* [DATA TO USE]:
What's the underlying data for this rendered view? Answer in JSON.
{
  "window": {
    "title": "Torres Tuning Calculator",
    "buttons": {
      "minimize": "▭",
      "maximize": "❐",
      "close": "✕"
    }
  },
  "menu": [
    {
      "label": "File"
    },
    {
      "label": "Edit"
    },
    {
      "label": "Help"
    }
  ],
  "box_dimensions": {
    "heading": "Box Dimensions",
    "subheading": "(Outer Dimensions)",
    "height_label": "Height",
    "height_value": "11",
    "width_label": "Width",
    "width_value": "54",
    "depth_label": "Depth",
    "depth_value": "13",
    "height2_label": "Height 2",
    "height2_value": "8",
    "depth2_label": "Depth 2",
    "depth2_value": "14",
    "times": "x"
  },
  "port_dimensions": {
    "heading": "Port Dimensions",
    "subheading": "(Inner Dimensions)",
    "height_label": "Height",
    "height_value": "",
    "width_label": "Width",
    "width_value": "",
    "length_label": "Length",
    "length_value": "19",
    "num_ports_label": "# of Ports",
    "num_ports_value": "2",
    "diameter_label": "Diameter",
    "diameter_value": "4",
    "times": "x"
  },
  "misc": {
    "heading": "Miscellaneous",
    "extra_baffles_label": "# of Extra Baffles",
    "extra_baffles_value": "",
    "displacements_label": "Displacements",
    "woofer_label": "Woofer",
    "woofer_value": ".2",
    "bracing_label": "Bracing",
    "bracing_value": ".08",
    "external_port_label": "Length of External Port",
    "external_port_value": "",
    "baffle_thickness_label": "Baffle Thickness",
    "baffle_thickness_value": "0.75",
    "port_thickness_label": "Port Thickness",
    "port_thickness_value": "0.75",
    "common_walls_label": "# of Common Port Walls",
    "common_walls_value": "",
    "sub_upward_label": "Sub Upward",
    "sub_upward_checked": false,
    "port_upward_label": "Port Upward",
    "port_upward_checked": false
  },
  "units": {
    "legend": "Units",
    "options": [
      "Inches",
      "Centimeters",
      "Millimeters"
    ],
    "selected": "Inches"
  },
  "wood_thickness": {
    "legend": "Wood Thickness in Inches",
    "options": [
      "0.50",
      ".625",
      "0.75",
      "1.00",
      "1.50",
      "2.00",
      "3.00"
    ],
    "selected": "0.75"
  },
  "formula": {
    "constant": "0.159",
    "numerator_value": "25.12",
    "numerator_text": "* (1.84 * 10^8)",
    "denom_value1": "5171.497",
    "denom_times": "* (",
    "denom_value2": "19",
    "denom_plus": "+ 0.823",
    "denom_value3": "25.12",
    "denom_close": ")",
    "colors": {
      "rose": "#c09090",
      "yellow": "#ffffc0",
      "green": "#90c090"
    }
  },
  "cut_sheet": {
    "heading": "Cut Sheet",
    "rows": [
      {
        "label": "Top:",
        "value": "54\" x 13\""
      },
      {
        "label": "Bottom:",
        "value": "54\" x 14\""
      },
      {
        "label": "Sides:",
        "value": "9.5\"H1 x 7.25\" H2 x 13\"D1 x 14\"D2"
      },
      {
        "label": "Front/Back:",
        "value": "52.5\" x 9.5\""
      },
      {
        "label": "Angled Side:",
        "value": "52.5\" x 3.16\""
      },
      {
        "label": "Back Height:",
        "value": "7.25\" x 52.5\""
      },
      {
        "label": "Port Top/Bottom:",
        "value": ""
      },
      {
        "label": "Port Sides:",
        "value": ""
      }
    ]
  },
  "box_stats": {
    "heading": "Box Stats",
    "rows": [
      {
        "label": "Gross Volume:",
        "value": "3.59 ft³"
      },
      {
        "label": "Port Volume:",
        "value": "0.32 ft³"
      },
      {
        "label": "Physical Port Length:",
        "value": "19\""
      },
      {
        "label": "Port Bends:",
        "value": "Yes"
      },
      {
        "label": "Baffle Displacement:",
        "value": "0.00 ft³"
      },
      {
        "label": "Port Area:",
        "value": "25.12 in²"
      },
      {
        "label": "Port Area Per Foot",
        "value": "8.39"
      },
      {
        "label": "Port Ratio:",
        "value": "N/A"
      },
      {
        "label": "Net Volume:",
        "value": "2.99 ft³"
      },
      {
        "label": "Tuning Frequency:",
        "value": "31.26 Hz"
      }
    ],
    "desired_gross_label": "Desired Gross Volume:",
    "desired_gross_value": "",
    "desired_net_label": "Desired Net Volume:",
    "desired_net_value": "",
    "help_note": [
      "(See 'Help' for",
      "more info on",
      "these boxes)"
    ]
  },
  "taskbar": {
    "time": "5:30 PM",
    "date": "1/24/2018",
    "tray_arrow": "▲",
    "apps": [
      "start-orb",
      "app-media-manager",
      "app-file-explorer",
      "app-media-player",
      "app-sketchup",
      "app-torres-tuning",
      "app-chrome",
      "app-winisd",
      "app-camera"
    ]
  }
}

---

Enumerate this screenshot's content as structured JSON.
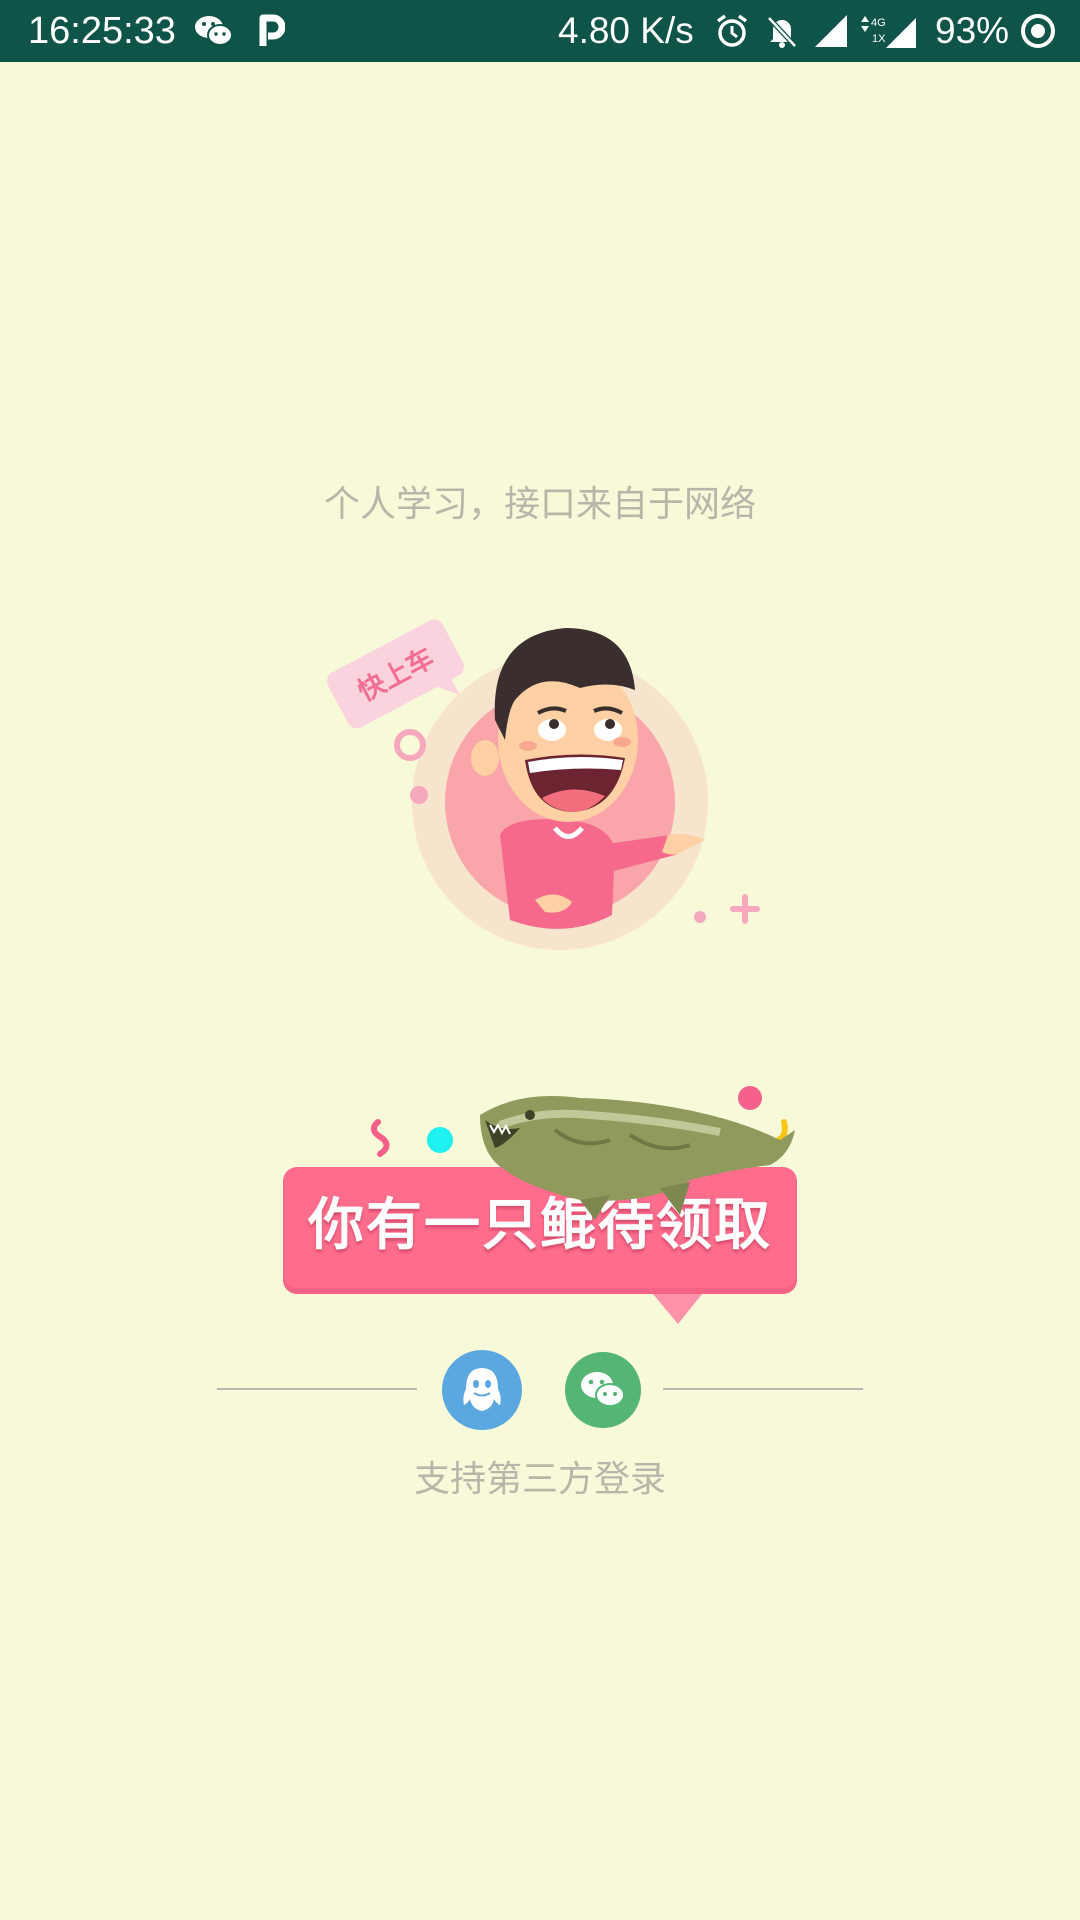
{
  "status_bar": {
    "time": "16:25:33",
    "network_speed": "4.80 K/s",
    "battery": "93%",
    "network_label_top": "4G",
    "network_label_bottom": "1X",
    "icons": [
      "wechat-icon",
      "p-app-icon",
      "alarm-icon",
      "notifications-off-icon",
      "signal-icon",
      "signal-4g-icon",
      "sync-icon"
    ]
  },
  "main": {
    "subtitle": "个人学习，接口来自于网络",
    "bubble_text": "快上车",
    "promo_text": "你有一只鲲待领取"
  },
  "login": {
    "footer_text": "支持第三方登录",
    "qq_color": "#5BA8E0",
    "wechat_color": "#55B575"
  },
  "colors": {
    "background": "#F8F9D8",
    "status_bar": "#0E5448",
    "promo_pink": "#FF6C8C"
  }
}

==

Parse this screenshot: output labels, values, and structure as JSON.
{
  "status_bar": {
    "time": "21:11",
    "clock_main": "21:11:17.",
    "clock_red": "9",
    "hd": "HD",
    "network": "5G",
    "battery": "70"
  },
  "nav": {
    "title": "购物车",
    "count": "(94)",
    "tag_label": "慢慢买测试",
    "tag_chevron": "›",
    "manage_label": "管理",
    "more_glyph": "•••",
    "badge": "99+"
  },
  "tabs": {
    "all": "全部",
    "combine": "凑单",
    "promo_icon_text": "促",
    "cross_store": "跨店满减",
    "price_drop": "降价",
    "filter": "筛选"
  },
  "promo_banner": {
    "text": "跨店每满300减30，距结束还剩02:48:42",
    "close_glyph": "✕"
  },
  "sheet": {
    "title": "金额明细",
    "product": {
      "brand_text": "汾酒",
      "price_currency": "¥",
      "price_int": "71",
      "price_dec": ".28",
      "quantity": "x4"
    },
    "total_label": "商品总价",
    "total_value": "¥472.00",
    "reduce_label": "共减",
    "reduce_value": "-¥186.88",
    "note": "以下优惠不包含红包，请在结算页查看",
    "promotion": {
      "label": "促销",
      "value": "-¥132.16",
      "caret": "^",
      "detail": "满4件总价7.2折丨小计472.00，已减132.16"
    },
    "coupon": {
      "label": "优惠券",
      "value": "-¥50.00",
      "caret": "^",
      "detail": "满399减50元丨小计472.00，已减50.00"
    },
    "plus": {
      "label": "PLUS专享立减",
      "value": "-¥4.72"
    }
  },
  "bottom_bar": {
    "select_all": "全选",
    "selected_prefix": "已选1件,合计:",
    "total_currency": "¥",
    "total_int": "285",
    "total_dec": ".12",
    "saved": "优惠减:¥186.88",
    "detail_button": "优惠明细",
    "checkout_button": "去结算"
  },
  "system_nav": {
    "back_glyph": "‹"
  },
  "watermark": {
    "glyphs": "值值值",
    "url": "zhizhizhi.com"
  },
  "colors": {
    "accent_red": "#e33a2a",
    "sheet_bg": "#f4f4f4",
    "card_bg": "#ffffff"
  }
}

* [DIRECTIONS FOR THIS TASK]:
Search the data above for the string "Area" and return every line that has it.

* [SOLUTION TO THIS TASK]:
        "label": "Port Area:",
        "label": "Port Area Per Foot",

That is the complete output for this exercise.